Aim of the task: Narrow the data below down to the lines containing "with".

Supplied records:
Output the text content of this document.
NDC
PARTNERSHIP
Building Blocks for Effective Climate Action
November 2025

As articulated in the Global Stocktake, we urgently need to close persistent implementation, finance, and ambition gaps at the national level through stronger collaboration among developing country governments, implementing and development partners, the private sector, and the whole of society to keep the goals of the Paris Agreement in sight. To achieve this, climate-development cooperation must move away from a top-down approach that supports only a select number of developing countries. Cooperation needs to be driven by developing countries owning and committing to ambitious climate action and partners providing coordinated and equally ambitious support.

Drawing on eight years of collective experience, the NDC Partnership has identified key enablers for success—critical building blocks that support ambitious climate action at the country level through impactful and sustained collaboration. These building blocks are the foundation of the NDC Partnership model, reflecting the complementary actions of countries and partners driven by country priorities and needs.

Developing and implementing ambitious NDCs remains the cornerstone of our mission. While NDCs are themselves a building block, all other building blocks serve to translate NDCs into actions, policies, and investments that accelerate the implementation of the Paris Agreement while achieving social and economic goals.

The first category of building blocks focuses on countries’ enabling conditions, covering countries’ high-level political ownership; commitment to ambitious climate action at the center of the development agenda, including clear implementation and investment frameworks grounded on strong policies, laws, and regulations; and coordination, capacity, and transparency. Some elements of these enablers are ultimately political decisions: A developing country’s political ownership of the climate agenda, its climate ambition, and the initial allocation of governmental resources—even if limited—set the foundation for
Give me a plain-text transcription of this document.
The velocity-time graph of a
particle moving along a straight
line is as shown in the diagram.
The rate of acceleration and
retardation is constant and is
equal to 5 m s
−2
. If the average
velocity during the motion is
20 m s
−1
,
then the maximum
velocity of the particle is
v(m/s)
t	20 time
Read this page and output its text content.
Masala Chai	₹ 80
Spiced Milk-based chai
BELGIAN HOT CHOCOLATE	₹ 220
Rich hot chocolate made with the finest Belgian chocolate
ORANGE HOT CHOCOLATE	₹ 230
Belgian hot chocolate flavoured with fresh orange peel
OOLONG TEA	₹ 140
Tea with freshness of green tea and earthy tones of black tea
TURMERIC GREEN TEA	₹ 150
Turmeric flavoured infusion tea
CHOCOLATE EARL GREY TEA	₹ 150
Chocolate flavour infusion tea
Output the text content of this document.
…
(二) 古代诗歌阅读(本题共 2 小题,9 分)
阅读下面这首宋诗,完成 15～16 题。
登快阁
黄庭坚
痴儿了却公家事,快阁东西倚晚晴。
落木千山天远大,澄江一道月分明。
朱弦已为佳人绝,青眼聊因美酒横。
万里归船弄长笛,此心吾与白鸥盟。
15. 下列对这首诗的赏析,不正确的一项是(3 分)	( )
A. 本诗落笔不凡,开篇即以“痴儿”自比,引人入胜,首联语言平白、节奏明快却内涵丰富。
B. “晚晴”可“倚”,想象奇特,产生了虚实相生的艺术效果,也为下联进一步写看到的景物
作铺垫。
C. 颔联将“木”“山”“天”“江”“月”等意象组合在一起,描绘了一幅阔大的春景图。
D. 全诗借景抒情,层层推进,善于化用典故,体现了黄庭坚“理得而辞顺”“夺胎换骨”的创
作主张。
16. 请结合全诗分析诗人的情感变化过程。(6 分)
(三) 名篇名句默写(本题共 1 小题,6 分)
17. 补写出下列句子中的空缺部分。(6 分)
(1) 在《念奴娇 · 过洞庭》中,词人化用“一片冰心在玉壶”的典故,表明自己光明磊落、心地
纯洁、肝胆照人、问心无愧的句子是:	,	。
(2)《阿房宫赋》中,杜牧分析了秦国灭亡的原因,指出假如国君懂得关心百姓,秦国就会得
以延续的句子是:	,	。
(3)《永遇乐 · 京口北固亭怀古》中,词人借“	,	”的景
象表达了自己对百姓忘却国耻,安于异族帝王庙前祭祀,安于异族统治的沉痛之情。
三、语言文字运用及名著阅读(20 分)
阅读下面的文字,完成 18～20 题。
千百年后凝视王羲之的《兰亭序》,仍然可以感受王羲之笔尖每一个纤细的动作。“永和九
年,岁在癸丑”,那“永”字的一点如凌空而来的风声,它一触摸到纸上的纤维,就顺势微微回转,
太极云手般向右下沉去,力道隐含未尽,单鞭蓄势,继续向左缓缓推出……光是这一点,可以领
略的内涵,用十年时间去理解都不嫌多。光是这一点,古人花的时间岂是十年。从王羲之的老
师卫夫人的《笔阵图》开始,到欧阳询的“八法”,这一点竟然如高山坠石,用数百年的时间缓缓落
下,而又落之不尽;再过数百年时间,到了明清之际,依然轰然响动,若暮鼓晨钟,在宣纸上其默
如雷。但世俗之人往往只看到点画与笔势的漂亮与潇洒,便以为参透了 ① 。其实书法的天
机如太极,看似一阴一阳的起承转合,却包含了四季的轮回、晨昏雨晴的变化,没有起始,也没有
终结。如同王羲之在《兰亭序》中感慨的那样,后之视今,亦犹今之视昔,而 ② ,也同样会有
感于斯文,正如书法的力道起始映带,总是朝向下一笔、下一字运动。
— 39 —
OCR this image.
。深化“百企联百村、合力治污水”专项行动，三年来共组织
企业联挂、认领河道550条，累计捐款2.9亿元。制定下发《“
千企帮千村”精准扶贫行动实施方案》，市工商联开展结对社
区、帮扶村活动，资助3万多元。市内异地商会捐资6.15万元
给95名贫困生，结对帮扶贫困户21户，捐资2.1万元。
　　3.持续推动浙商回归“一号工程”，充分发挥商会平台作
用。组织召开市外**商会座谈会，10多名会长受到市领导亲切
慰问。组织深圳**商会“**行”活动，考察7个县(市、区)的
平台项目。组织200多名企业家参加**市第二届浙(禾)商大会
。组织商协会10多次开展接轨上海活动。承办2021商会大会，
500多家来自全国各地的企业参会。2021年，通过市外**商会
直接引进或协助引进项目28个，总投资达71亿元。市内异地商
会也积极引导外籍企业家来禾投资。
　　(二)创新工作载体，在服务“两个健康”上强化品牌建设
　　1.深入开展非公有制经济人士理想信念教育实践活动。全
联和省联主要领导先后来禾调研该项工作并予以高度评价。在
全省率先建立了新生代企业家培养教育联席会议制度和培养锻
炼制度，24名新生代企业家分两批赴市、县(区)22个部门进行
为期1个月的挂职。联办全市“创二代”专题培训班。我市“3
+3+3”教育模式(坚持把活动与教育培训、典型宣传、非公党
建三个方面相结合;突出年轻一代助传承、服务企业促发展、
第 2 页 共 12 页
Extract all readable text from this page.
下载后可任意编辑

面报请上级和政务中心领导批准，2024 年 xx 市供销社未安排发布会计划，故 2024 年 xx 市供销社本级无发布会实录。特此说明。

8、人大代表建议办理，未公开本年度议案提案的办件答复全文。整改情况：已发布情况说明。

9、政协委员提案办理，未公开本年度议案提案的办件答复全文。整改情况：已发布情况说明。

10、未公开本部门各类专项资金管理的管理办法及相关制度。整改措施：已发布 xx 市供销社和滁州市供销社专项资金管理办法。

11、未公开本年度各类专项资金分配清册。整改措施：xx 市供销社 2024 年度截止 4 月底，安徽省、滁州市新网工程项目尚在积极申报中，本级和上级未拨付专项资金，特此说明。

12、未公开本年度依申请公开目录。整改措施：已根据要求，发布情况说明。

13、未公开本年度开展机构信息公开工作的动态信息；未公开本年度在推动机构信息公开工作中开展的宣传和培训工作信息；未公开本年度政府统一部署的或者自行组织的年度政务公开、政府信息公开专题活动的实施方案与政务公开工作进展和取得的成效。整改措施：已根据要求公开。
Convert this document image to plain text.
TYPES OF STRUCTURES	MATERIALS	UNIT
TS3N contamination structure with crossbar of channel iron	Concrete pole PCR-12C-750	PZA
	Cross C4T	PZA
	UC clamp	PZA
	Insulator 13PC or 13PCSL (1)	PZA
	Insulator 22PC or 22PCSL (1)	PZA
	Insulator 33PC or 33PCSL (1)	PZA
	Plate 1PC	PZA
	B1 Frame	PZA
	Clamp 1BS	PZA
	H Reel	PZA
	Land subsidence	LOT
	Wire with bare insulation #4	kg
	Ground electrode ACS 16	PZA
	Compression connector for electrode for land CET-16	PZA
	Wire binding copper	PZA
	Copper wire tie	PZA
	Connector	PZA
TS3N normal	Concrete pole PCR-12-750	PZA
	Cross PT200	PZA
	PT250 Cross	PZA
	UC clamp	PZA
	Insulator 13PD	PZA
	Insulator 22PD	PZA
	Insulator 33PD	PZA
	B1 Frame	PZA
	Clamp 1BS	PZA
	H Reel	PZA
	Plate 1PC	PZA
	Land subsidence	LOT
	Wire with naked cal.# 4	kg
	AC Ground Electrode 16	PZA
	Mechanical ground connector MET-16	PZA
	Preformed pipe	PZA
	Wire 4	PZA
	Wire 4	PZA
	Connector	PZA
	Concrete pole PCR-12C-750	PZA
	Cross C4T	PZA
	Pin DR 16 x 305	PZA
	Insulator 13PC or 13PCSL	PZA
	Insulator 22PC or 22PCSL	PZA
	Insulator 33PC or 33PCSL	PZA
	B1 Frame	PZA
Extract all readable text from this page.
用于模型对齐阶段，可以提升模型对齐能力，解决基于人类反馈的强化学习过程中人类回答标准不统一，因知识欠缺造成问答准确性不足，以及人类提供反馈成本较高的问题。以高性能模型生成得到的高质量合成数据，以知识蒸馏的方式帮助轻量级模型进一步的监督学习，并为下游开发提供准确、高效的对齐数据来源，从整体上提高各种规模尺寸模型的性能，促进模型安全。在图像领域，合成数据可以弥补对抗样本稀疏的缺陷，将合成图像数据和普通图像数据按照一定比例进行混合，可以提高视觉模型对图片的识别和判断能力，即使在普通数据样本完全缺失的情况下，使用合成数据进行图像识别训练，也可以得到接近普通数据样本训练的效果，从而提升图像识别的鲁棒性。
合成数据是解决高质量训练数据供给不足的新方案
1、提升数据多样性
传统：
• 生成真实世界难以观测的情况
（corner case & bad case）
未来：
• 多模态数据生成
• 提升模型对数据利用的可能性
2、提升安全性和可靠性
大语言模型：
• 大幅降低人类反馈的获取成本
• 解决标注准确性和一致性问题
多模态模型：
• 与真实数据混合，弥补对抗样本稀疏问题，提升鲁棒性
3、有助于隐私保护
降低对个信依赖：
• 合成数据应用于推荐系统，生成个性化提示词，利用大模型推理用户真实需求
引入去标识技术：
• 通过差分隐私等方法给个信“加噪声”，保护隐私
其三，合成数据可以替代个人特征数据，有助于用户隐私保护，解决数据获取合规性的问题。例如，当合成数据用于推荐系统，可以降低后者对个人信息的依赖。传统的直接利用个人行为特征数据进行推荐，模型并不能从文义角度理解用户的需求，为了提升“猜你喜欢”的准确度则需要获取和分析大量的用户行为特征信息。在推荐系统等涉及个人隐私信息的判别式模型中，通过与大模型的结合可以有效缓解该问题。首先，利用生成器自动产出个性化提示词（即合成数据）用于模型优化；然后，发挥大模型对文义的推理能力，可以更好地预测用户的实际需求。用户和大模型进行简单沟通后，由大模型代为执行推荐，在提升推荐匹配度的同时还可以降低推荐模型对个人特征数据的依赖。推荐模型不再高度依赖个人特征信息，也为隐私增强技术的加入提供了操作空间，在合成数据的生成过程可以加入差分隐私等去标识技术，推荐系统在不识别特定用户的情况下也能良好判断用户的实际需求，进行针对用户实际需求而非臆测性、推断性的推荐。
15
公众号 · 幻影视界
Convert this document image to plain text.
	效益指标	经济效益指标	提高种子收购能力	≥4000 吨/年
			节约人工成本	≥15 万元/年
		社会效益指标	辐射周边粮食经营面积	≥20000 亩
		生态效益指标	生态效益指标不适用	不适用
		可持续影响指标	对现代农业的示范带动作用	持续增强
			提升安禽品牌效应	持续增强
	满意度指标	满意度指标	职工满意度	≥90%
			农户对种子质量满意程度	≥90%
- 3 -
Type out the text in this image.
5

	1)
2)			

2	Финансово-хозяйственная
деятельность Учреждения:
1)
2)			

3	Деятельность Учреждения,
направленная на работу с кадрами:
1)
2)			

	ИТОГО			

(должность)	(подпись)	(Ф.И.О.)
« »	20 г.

Result below:
Rich hot chocolate made with the finest Belgian chocolate
Belgian hot chocolate flavoured with fresh orange peel
Tea with freshness of green tea and earthy tones of black tea
TS3N contamination structure with crossbar of channel iron	Concrete pole PCR-12C-750	PZA
	Wire with bare insulation #4	kg
	Wire with naked cal.# 4	kg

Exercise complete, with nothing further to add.